**** Data to use ****

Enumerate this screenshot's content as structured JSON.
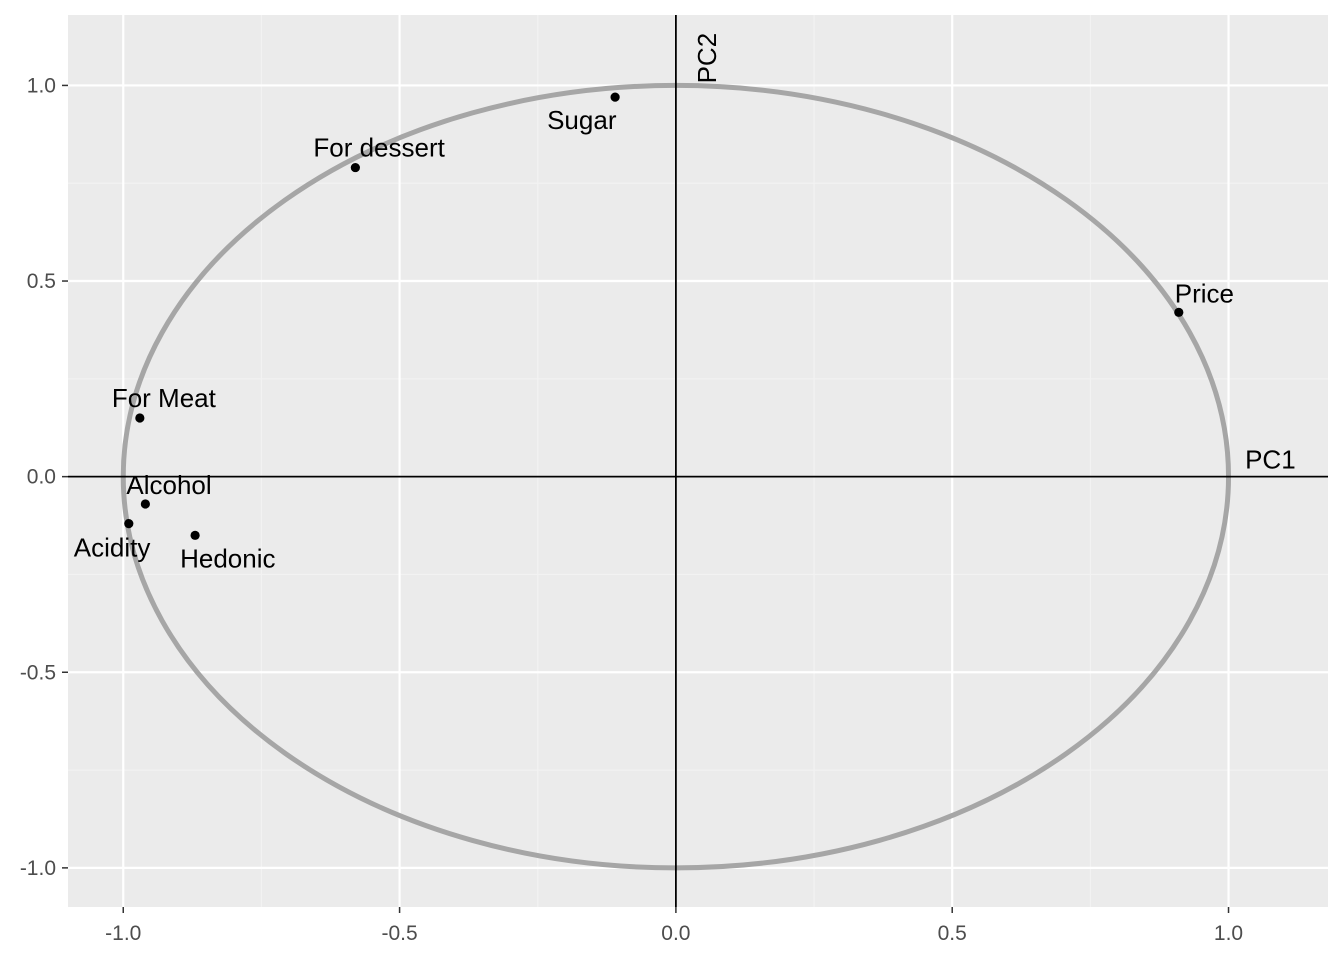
{
  "chart_data": {
    "type": "scatter",
    "title": "",
    "xlabel": "",
    "ylabel": "",
    "xlim": [
      -1.1,
      1.18
    ],
    "ylim": [
      -1.1,
      1.18
    ],
    "x_ticks": [
      -1.0,
      -0.5,
      0.0,
      0.5,
      1.0
    ],
    "x_tick_labels": [
      "-1.0",
      "-0.5",
      "0.0",
      "0.5",
      "1.0"
    ],
    "y_ticks": [
      -1.0,
      -0.5,
      0.0,
      0.5,
      1.0
    ],
    "y_tick_labels": [
      "-1.0",
      "-0.5",
      "0.0",
      "0.5",
      "1.0"
    ],
    "grid": true,
    "legend": "none",
    "unit_circle": {
      "radius": 1.0,
      "color": "#a6a6a6"
    },
    "reference_lines": {
      "horizontal": {
        "y": 0,
        "label": "PC1"
      },
      "vertical": {
        "x": 0,
        "label": "PC2"
      }
    },
    "points": [
      {
        "label": "Sugar",
        "x": -0.11,
        "y": 0.97
      },
      {
        "label": "For dessert",
        "x": -0.58,
        "y": 0.79
      },
      {
        "label": "Price",
        "x": 0.91,
        "y": 0.42
      },
      {
        "label": "For Meat",
        "x": -0.97,
        "y": 0.15
      },
      {
        "label": "Alcohol",
        "x": -0.96,
        "y": -0.07
      },
      {
        "label": "Acidity",
        "x": -0.99,
        "y": -0.12
      },
      {
        "label": "Hedonic",
        "x": -0.87,
        "y": -0.15
      }
    ],
    "colors": {
      "panel_background": "#ebebeb",
      "grid_major": "#ffffff",
      "grid_minor": "#f2f2f2",
      "points": "#000000"
    }
  }
}
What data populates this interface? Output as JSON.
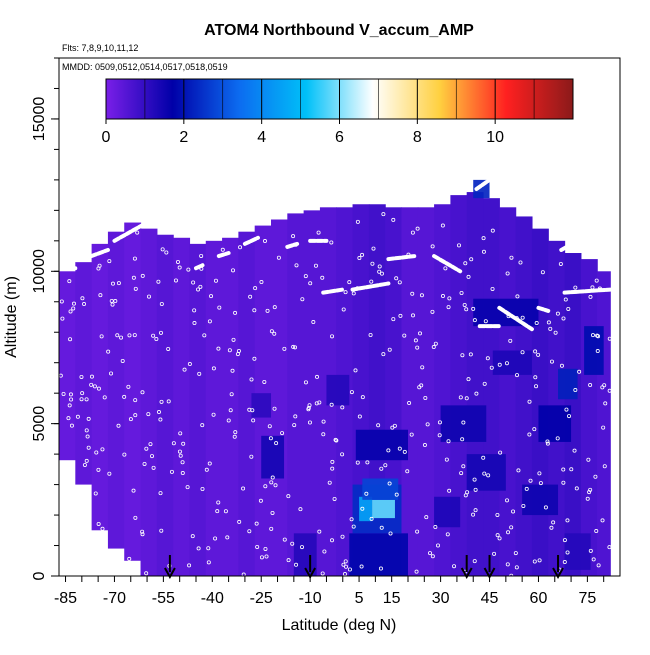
{
  "chart_data": {
    "type": "heatmap",
    "title": "ATOM4 Northbound V_accum_AMP",
    "subtitle_flights": "Flts: 7,8,9,10,11,12",
    "subtitle_dates": "MMDD: 0509,0512,0514,0517,0518,0519",
    "xlabel": "Latitude (deg N)",
    "ylabel": "Altitude (m)",
    "xlim": [
      -87,
      85
    ],
    "ylim": [
      0,
      17000
    ],
    "x_ticks": [
      -85,
      -70,
      -55,
      -40,
      -25,
      -10,
      5,
      15,
      30,
      45,
      60,
      75
    ],
    "y_ticks": [
      0,
      5000,
      10000,
      15000
    ],
    "colorbar": {
      "range": [
        0,
        12
      ],
      "ticks": [
        0,
        2,
        4,
        6,
        8,
        10
      ],
      "colors": [
        "#7a1fe8",
        "#0000a8",
        "#0c6cf0",
        "#00c0f8",
        "#ffffff",
        "#ffd040",
        "#ff2020",
        "#8b1a1a"
      ]
    },
    "grid": false,
    "arrows_latitude": [
      -53,
      -10,
      38,
      45,
      66
    ],
    "columns": [
      {
        "x": [
          -87,
          -82
        ],
        "top": 10000,
        "bottom": 3800,
        "v": 0.3
      },
      {
        "x": [
          -82,
          -77
        ],
        "top": 10300,
        "bottom": 3000,
        "v": 0.4
      },
      {
        "x": [
          -77,
          -72
        ],
        "top": 10900,
        "bottom": 1500,
        "v": 0.3
      },
      {
        "x": [
          -72,
          -67
        ],
        "top": 11300,
        "bottom": 900,
        "v": 0.4
      },
      {
        "x": [
          -67,
          -62
        ],
        "top": 11600,
        "bottom": 500,
        "v": 0.3
      },
      {
        "x": [
          -62,
          -57
        ],
        "top": 11400,
        "bottom": 0,
        "v": 0.4
      },
      {
        "x": [
          -57,
          -52
        ],
        "top": 11200,
        "bottom": 0,
        "v": 0.5
      },
      {
        "x": [
          -52,
          -47
        ],
        "top": 11100,
        "bottom": 0,
        "v": 0.4
      },
      {
        "x": [
          -47,
          -42
        ],
        "top": 10900,
        "bottom": 0,
        "v": 0.5
      },
      {
        "x": [
          -42,
          -37
        ],
        "top": 11000,
        "bottom": 0,
        "v": 0.4
      },
      {
        "x": [
          -37,
          -32
        ],
        "top": 11100,
        "bottom": 0,
        "v": 0.4
      },
      {
        "x": [
          -32,
          -27
        ],
        "top": 11300,
        "bottom": 0,
        "v": 0.5
      },
      {
        "x": [
          -27,
          -22
        ],
        "top": 11500,
        "bottom": 0,
        "v": 0.4
      },
      {
        "x": [
          -22,
          -17
        ],
        "top": 11700,
        "bottom": 0,
        "v": 0.4
      },
      {
        "x": [
          -17,
          -12
        ],
        "top": 11900,
        "bottom": 0,
        "v": 0.5
      },
      {
        "x": [
          -12,
          -7
        ],
        "top": 12000,
        "bottom": 0,
        "v": 0.5
      },
      {
        "x": [
          -7,
          -2
        ],
        "top": 12100,
        "bottom": 0,
        "v": 0.5
      },
      {
        "x": [
          -2,
          3
        ],
        "top": 12100,
        "bottom": 0,
        "v": 0.6
      },
      {
        "x": [
          3,
          8
        ],
        "top": 12200,
        "bottom": 0,
        "v": 0.7
      },
      {
        "x": [
          8,
          13
        ],
        "top": 12200,
        "bottom": 0,
        "v": 0.8
      },
      {
        "x": [
          13,
          18
        ],
        "top": 12100,
        "bottom": 0,
        "v": 0.7
      },
      {
        "x": [
          18,
          23
        ],
        "top": 12100,
        "bottom": 0,
        "v": 0.5
      },
      {
        "x": [
          23,
          28
        ],
        "top": 12100,
        "bottom": 0,
        "v": 0.5
      },
      {
        "x": [
          28,
          33
        ],
        "top": 12200,
        "bottom": 0,
        "v": 0.6
      },
      {
        "x": [
          33,
          38
        ],
        "top": 12500,
        "bottom": 0,
        "v": 0.7
      },
      {
        "x": [
          38,
          43
        ],
        "top": 12600,
        "bottom": 0,
        "v": 0.8
      },
      {
        "x": [
          43,
          48
        ],
        "top": 12400,
        "bottom": 0,
        "v": 0.8
      },
      {
        "x": [
          48,
          53
        ],
        "top": 12100,
        "bottom": 0,
        "v": 0.7
      },
      {
        "x": [
          53,
          58
        ],
        "top": 11800,
        "bottom": 0,
        "v": 0.8
      },
      {
        "x": [
          58,
          63
        ],
        "top": 11400,
        "bottom": 0,
        "v": 0.9
      },
      {
        "x": [
          63,
          68
        ],
        "top": 11000,
        "bottom": 0,
        "v": 0.8
      },
      {
        "x": [
          68,
          73
        ],
        "top": 10600,
        "bottom": 0,
        "v": 0.9
      },
      {
        "x": [
          73,
          78
        ],
        "top": 10400,
        "bottom": 0,
        "v": 0.7
      },
      {
        "x": [
          78,
          82
        ],
        "top": 10000,
        "bottom": 0,
        "v": 0.6
      }
    ],
    "patches": [
      {
        "x": [
          -25,
          -18
        ],
        "y": [
          3200,
          4600
        ],
        "v": 1.4
      },
      {
        "x": [
          -28,
          -22
        ],
        "y": [
          5200,
          6000
        ],
        "v": 1.1
      },
      {
        "x": [
          -15,
          -8
        ],
        "y": [
          0,
          1400
        ],
        "v": 1.2
      },
      {
        "x": [
          -5,
          2
        ],
        "y": [
          5600,
          6600
        ],
        "v": 1.2
      },
      {
        "x": [
          2,
          20
        ],
        "y": [
          0,
          1400
        ],
        "v": 1.8
      },
      {
        "x": [
          3,
          18
        ],
        "y": [
          1400,
          3000
        ],
        "v": 2.4
      },
      {
        "x": [
          5,
          9
        ],
        "y": [
          1800,
          2600
        ],
        "v": 4.5
      },
      {
        "x": [
          9,
          16
        ],
        "y": [
          1900,
          2500
        ],
        "v": 5.8
      },
      {
        "x": [
          6,
          17
        ],
        "y": [
          2500,
          3200
        ],
        "v": 2.8
      },
      {
        "x": [
          4,
          20
        ],
        "y": [
          3800,
          4800
        ],
        "v": 1.6
      },
      {
        "x": [
          28,
          36
        ],
        "y": [
          1600,
          2600
        ],
        "v": 1.3
      },
      {
        "x": [
          30,
          44
        ],
        "y": [
          4400,
          5600
        ],
        "v": 1.5
      },
      {
        "x": [
          38,
          50
        ],
        "y": [
          2800,
          4000
        ],
        "v": 1.4
      },
      {
        "x": [
          40,
          60
        ],
        "y": [
          8200,
          9100
        ],
        "v": 1.6
      },
      {
        "x": [
          46,
          58
        ],
        "y": [
          6600,
          7400
        ],
        "v": 1.3
      },
      {
        "x": [
          55,
          66
        ],
        "y": [
          2000,
          3000
        ],
        "v": 1.5
      },
      {
        "x": [
          60,
          70
        ],
        "y": [
          4400,
          5600
        ],
        "v": 1.7
      },
      {
        "x": [
          66,
          72
        ],
        "y": [
          5800,
          6800
        ],
        "v": 2.2
      },
      {
        "x": [
          74,
          80
        ],
        "y": [
          6600,
          8200
        ],
        "v": 1.9
      },
      {
        "x": [
          68,
          76
        ],
        "y": [
          200,
          1400
        ],
        "v": 1.2
      },
      {
        "x": [
          40,
          45
        ],
        "y": [
          12400,
          13000
        ],
        "v": 2.3
      }
    ],
    "flight_track_segments": [
      {
        "x": [
          -87,
          -82
        ],
        "y": [
          10100,
          10100
        ]
      },
      {
        "x": [
          -77,
          -72
        ],
        "y": [
          10500,
          10700
        ]
      },
      {
        "x": [
          -70,
          -60
        ],
        "y": [
          11000,
          11600
        ]
      },
      {
        "x": [
          -45,
          -43
        ],
        "y": [
          10100,
          10200
        ]
      },
      {
        "x": [
          -38,
          -35
        ],
        "y": [
          10500,
          10600
        ]
      },
      {
        "x": [
          -30,
          -26
        ],
        "y": [
          10900,
          11100
        ]
      },
      {
        "x": [
          -22,
          -20
        ],
        "y": [
          12300,
          12400
        ]
      },
      {
        "x": [
          -17,
          -14
        ],
        "y": [
          10800,
          10900
        ]
      },
      {
        "x": [
          -10,
          -5
        ],
        "y": [
          11000,
          11000
        ]
      },
      {
        "x": [
          -6,
          0
        ],
        "y": [
          9300,
          9400
        ]
      },
      {
        "x": [
          3,
          14
        ],
        "y": [
          9400,
          9600
        ]
      },
      {
        "x": [
          14,
          22
        ],
        "y": [
          10400,
          10500
        ]
      },
      {
        "x": [
          28,
          36
        ],
        "y": [
          10500,
          10000
        ]
      },
      {
        "x": [
          41,
          45
        ],
        "y": [
          12700,
          13000
        ]
      },
      {
        "x": [
          42,
          48
        ],
        "y": [
          8200,
          8200
        ]
      },
      {
        "x": [
          48,
          58
        ],
        "y": [
          8800,
          8100
        ]
      },
      {
        "x": [
          60,
          63
        ],
        "y": [
          8800,
          8700
        ]
      },
      {
        "x": [
          67,
          72
        ],
        "y": [
          10700,
          11000
        ]
      },
      {
        "x": [
          68,
          82
        ],
        "y": [
          9300,
          9400
        ]
      }
    ]
  }
}
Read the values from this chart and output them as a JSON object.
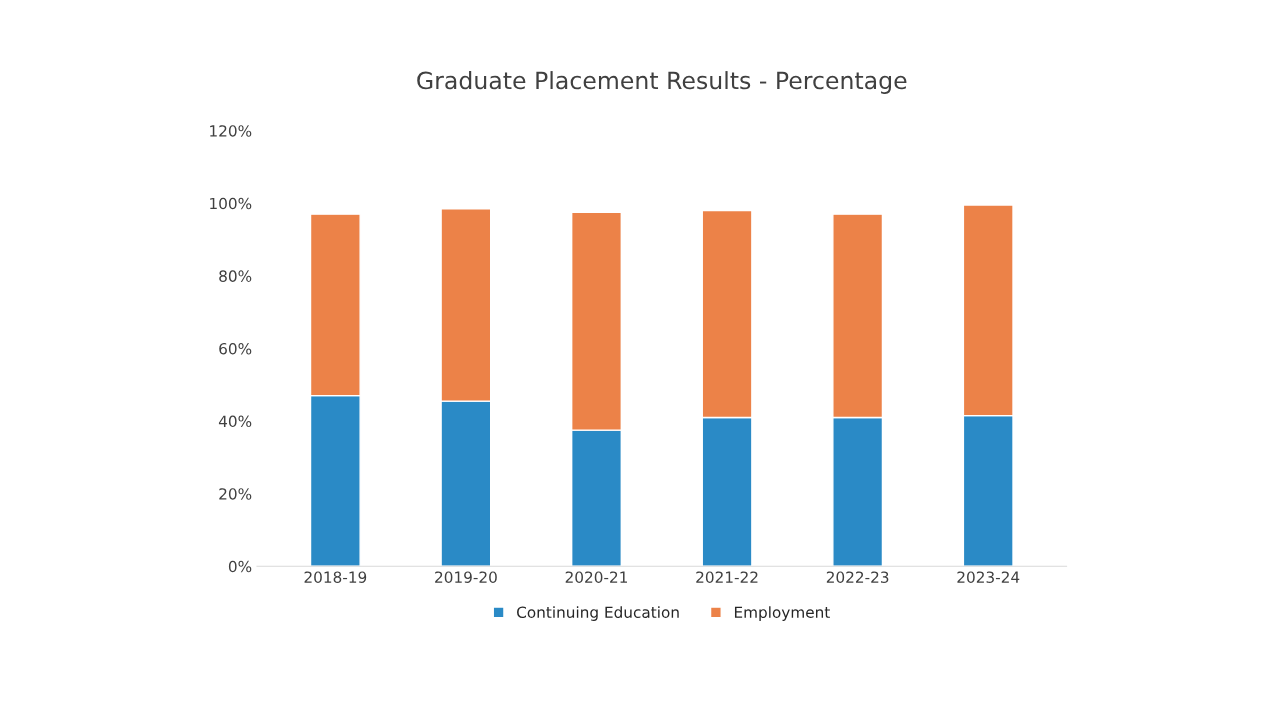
{
  "chart_data": {
    "type": "bar",
    "title": "Graduate Placement Results - Percentage",
    "categories": [
      "2018-19",
      "2019-20",
      "2020-21",
      "2021-22",
      "2022-23",
      "2023-24"
    ],
    "stacked": true,
    "series": [
      {
        "name": "Continuing Education",
        "color": "#2a8ac6",
        "values": [
          47,
          45.5,
          37.5,
          41,
          41,
          41.5
        ]
      },
      {
        "name": "Employment",
        "color": "#ec8248",
        "values": [
          50,
          53,
          60,
          57,
          56,
          58
        ]
      }
    ],
    "ylim": [
      0,
      120
    ],
    "yticks": [
      {
        "value": 0,
        "label": "0%"
      },
      {
        "value": 20,
        "label": "20%"
      },
      {
        "value": 40,
        "label": "40%"
      },
      {
        "value": 60,
        "label": "60%"
      },
      {
        "value": 80,
        "label": "80%"
      },
      {
        "value": 100,
        "label": "100%"
      },
      {
        "value": 120,
        "label": "120%"
      }
    ],
    "legend": "bottom"
  }
}
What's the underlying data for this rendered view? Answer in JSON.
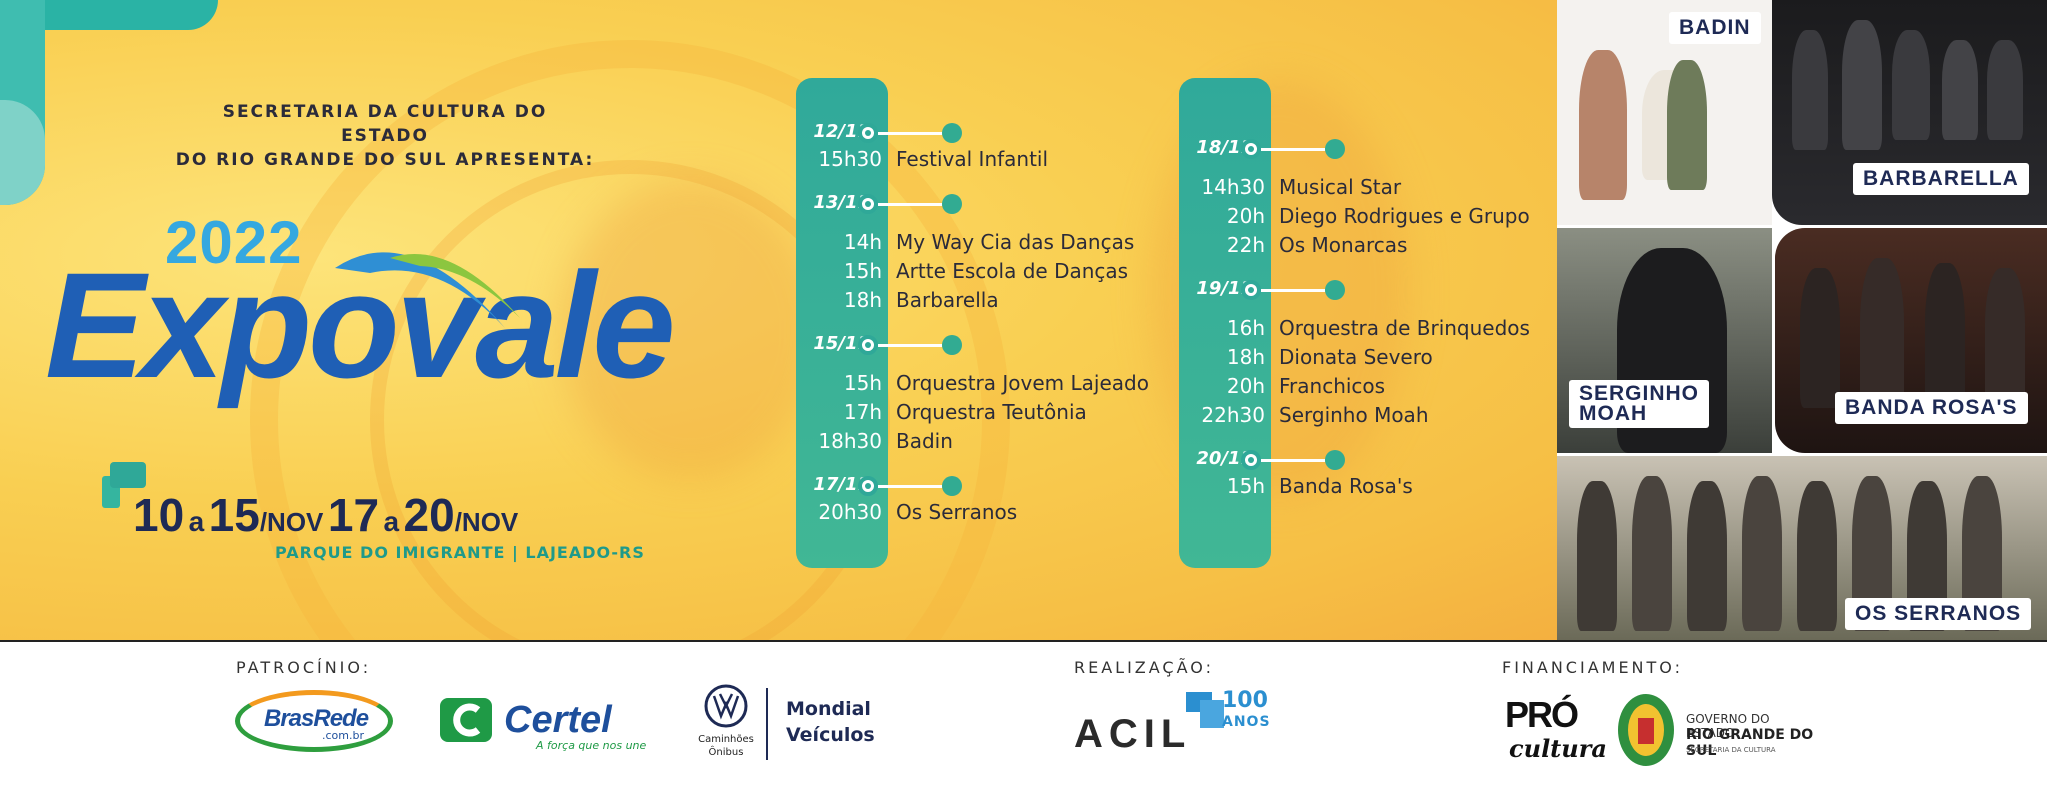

****

== What is required ==
Print again, word for word, every line from the line with "Read the values" to the final line of the records, inclusive; skip the pictures.

== Answer below ==
Read the values from this chart and output them as a JSON object.
{
  "chart_data": {
    "type": "bar",
    "title": "Graduate Placement Results - Percentage",
    "categories": [
      "2018-19",
      "2019-20",
      "2020-21",
      "2021-22",
      "2022-23",
      "2023-24"
    ],
    "stacked": true,
    "series": [
      {
        "name": "Continuing Education",
        "color": "#2a8ac6",
        "values": [
          47,
          45.5,
          37.5,
          41,
          41,
          41.5
        ]
      },
      {
        "name": "Employment",
        "color": "#ec8248",
        "values": [
          50,
          53,
          60,
          57,
          56,
          58
        ]
      }
    ],
    "ylim": [
      0,
      120
    ],
    "yticks": [
      {
        "value": 0,
        "label": "0%"
      },
      {
        "value": 20,
        "label": "20%"
      },
      {
        "value": 40,
        "label": "40%"
      },
      {
        "value": 60,
        "label": "60%"
      },
      {
        "value": 80,
        "label": "80%"
      },
      {
        "value": 100,
        "label": "100%"
      },
      {
        "value": 120,
        "label": "120%"
      }
    ],
    "legend": "bottom"
  }
}
What's the underlying data for this rendered view? Answer in JSON.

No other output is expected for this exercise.